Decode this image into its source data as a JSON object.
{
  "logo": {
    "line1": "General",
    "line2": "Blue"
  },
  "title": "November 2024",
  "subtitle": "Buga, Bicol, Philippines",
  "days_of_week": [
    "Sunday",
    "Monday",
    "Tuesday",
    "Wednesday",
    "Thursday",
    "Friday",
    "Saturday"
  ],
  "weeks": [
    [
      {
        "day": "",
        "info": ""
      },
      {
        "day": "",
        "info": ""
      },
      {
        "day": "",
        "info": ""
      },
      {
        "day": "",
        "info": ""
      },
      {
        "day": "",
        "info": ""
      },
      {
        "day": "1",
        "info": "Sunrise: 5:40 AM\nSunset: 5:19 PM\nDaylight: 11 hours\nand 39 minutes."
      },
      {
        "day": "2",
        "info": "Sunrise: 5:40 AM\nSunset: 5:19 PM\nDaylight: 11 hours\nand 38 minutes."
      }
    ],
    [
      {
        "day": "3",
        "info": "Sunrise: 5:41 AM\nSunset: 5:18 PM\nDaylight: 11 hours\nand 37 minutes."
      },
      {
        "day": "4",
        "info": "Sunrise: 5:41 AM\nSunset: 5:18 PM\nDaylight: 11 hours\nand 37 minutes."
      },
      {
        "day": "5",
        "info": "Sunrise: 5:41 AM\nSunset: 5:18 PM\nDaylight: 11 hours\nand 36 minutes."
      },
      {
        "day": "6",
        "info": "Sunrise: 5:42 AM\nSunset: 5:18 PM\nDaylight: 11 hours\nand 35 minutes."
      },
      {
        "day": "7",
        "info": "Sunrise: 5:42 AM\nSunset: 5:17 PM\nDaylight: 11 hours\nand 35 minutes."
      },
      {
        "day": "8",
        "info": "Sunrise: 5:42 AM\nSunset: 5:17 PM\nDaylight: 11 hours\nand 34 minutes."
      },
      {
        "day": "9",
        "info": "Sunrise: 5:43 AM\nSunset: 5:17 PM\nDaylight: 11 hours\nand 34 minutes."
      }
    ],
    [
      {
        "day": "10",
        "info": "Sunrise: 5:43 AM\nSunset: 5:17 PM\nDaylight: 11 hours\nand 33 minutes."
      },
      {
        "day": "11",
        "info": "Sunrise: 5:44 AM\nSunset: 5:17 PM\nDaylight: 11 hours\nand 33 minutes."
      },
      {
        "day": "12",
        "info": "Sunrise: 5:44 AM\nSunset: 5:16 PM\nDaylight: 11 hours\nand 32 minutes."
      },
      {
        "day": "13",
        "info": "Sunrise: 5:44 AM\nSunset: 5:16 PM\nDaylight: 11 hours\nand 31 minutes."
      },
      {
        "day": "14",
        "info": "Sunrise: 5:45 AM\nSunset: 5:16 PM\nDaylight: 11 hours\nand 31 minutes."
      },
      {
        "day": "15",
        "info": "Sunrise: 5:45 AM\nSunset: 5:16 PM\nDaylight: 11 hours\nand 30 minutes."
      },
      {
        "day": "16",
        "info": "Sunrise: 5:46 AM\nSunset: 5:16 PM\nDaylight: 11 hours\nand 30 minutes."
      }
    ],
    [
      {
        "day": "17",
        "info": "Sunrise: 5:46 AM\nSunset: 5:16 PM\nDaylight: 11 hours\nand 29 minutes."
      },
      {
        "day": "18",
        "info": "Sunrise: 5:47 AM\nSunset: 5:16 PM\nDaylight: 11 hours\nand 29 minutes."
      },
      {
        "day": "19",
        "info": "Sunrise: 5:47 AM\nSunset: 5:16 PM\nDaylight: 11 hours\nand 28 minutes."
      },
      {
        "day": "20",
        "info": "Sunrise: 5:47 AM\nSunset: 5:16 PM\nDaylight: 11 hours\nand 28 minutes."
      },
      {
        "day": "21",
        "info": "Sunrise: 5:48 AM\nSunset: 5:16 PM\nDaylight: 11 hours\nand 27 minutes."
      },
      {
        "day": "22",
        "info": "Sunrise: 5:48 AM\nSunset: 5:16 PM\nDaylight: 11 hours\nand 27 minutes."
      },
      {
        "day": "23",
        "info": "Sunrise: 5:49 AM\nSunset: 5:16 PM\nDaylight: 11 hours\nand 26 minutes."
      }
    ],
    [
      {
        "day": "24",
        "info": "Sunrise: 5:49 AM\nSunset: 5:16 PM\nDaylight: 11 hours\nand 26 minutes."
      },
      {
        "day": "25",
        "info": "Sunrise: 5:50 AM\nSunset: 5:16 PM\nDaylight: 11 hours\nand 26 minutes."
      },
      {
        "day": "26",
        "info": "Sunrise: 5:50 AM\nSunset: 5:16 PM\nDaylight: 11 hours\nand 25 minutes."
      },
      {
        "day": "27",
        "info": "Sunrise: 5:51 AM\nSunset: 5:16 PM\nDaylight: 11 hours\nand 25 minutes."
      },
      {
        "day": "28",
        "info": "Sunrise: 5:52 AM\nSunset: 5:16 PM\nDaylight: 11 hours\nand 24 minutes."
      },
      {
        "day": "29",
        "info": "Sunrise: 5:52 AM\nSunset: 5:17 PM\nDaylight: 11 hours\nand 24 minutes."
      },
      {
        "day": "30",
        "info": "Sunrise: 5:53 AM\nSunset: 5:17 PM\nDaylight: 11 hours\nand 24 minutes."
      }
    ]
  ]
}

++++

Word for word, extract all the records.

▸ REPLY:
Decode this image into its source data as a JSON object.
{
  "logo": {
    "line1": "General",
    "line2": "Blue"
  },
  "title": "November 2024",
  "subtitle": "Buga, Bicol, Philippines",
  "days_of_week": [
    "Sunday",
    "Monday",
    "Tuesday",
    "Wednesday",
    "Thursday",
    "Friday",
    "Saturday"
  ],
  "weeks": [
    [
      {
        "day": "",
        "info": ""
      },
      {
        "day": "",
        "info": ""
      },
      {
        "day": "",
        "info": ""
      },
      {
        "day": "",
        "info": ""
      },
      {
        "day": "",
        "info": ""
      },
      {
        "day": "1",
        "info": "Sunrise: 5:40 AM\nSunset: 5:19 PM\nDaylight: 11 hours\nand 39 minutes."
      },
      {
        "day": "2",
        "info": "Sunrise: 5:40 AM\nSunset: 5:19 PM\nDaylight: 11 hours\nand 38 minutes."
      }
    ],
    [
      {
        "day": "3",
        "info": "Sunrise: 5:41 AM\nSunset: 5:18 PM\nDaylight: 11 hours\nand 37 minutes."
      },
      {
        "day": "4",
        "info": "Sunrise: 5:41 AM\nSunset: 5:18 PM\nDaylight: 11 hours\nand 37 minutes."
      },
      {
        "day": "5",
        "info": "Sunrise: 5:41 AM\nSunset: 5:18 PM\nDaylight: 11 hours\nand 36 minutes."
      },
      {
        "day": "6",
        "info": "Sunrise: 5:42 AM\nSunset: 5:18 PM\nDaylight: 11 hours\nand 35 minutes."
      },
      {
        "day": "7",
        "info": "Sunrise: 5:42 AM\nSunset: 5:17 PM\nDaylight: 11 hours\nand 35 minutes."
      },
      {
        "day": "8",
        "info": "Sunrise: 5:42 AM\nSunset: 5:17 PM\nDaylight: 11 hours\nand 34 minutes."
      },
      {
        "day": "9",
        "info": "Sunrise: 5:43 AM\nSunset: 5:17 PM\nDaylight: 11 hours\nand 34 minutes."
      }
    ],
    [
      {
        "day": "10",
        "info": "Sunrise: 5:43 AM\nSunset: 5:17 PM\nDaylight: 11 hours\nand 33 minutes."
      },
      {
        "day": "11",
        "info": "Sunrise: 5:44 AM\nSunset: 5:17 PM\nDaylight: 11 hours\nand 33 minutes."
      },
      {
        "day": "12",
        "info": "Sunrise: 5:44 AM\nSunset: 5:16 PM\nDaylight: 11 hours\nand 32 minutes."
      },
      {
        "day": "13",
        "info": "Sunrise: 5:44 AM\nSunset: 5:16 PM\nDaylight: 11 hours\nand 31 minutes."
      },
      {
        "day": "14",
        "info": "Sunrise: 5:45 AM\nSunset: 5:16 PM\nDaylight: 11 hours\nand 31 minutes."
      },
      {
        "day": "15",
        "info": "Sunrise: 5:45 AM\nSunset: 5:16 PM\nDaylight: 11 hours\nand 30 minutes."
      },
      {
        "day": "16",
        "info": "Sunrise: 5:46 AM\nSunset: 5:16 PM\nDaylight: 11 hours\nand 30 minutes."
      }
    ],
    [
      {
        "day": "17",
        "info": "Sunrise: 5:46 AM\nSunset: 5:16 PM\nDaylight: 11 hours\nand 29 minutes."
      },
      {
        "day": "18",
        "info": "Sunrise: 5:47 AM\nSunset: 5:16 PM\nDaylight: 11 hours\nand 29 minutes."
      },
      {
        "day": "19",
        "info": "Sunrise: 5:47 AM\nSunset: 5:16 PM\nDaylight: 11 hours\nand 28 minutes."
      },
      {
        "day": "20",
        "info": "Sunrise: 5:47 AM\nSunset: 5:16 PM\nDaylight: 11 hours\nand 28 minutes."
      },
      {
        "day": "21",
        "info": "Sunrise: 5:48 AM\nSunset: 5:16 PM\nDaylight: 11 hours\nand 27 minutes."
      },
      {
        "day": "22",
        "info": "Sunrise: 5:48 AM\nSunset: 5:16 PM\nDaylight: 11 hours\nand 27 minutes."
      },
      {
        "day": "23",
        "info": "Sunrise: 5:49 AM\nSunset: 5:16 PM\nDaylight: 11 hours\nand 26 minutes."
      }
    ],
    [
      {
        "day": "24",
        "info": "Sunrise: 5:49 AM\nSunset: 5:16 PM\nDaylight: 11 hours\nand 26 minutes."
      },
      {
        "day": "25",
        "info": "Sunrise: 5:50 AM\nSunset: 5:16 PM\nDaylight: 11 hours\nand 26 minutes."
      },
      {
        "day": "26",
        "info": "Sunrise: 5:50 AM\nSunset: 5:16 PM\nDaylight: 11 hours\nand 25 minutes."
      },
      {
        "day": "27",
        "info": "Sunrise: 5:51 AM\nSunset: 5:16 PM\nDaylight: 11 hours\nand 25 minutes."
      },
      {
        "day": "28",
        "info": "Sunrise: 5:52 AM\nSunset: 5:16 PM\nDaylight: 11 hours\nand 24 minutes."
      },
      {
        "day": "29",
        "info": "Sunrise: 5:52 AM\nSunset: 5:17 PM\nDaylight: 11 hours\nand 24 minutes."
      },
      {
        "day": "30",
        "info": "Sunrise: 5:53 AM\nSunset: 5:17 PM\nDaylight: 11 hours\nand 24 minutes."
      }
    ]
  ]
}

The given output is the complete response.